Material supplied
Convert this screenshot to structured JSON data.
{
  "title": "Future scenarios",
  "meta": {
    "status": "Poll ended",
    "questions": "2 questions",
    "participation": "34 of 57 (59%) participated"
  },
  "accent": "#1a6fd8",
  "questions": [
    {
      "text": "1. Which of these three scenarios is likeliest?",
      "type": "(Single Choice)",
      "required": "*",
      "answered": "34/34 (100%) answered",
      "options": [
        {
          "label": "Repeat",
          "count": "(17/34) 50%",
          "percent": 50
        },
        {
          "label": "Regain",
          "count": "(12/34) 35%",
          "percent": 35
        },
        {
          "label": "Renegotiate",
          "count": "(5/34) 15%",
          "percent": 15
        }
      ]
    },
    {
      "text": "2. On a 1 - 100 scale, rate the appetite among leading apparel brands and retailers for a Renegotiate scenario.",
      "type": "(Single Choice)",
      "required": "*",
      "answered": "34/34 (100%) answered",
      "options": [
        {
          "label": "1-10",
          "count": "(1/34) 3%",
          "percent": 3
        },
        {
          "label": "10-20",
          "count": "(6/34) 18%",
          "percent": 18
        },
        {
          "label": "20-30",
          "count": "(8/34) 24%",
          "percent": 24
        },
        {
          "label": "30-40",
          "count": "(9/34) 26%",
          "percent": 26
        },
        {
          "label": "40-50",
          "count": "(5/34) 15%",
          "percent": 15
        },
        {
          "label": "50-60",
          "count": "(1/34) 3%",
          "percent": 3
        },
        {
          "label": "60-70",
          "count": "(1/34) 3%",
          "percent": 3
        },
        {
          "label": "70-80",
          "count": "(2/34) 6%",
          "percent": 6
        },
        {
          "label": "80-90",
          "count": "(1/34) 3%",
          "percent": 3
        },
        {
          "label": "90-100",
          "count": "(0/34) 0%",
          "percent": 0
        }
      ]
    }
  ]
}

Set problem
Copy every record above exactly as it appears.

Final answer
Convert this screenshot to structured JSON data.
{
  "title": "Future scenarios",
  "meta": {
    "status": "Poll ended",
    "questions": "2 questions",
    "participation": "34 of 57 (59%) participated"
  },
  "accent": "#1a6fd8",
  "questions": [
    {
      "text": "1. Which of these three scenarios is likeliest?",
      "type": "(Single Choice)",
      "required": "*",
      "answered": "34/34 (100%) answered",
      "options": [
        {
          "label": "Repeat",
          "count": "(17/34) 50%",
          "percent": 50
        },
        {
          "label": "Regain",
          "count": "(12/34) 35%",
          "percent": 35
        },
        {
          "label": "Renegotiate",
          "count": "(5/34) 15%",
          "percent": 15
        }
      ]
    },
    {
      "text": "2. On a 1 - 100 scale, rate the appetite among leading apparel brands and retailers for a Renegotiate scenario.",
      "type": "(Single Choice)",
      "required": "*",
      "answered": "34/34 (100%) answered",
      "options": [
        {
          "label": "1-10",
          "count": "(1/34) 3%",
          "percent": 3
        },
        {
          "label": "10-20",
          "count": "(6/34) 18%",
          "percent": 18
        },
        {
          "label": "20-30",
          "count": "(8/34) 24%",
          "percent": 24
        },
        {
          "label": "30-40",
          "count": "(9/34) 26%",
          "percent": 26
        },
        {
          "label": "40-50",
          "count": "(5/34) 15%",
          "percent": 15
        },
        {
          "label": "50-60",
          "count": "(1/34) 3%",
          "percent": 3
        },
        {
          "label": "60-70",
          "count": "(1/34) 3%",
          "percent": 3
        },
        {
          "label": "70-80",
          "count": "(2/34) 6%",
          "percent": 6
        },
        {
          "label": "80-90",
          "count": "(1/34) 3%",
          "percent": 3
        },
        {
          "label": "90-100",
          "count": "(0/34) 0%",
          "percent": 0
        }
      ]
    }
  ]
}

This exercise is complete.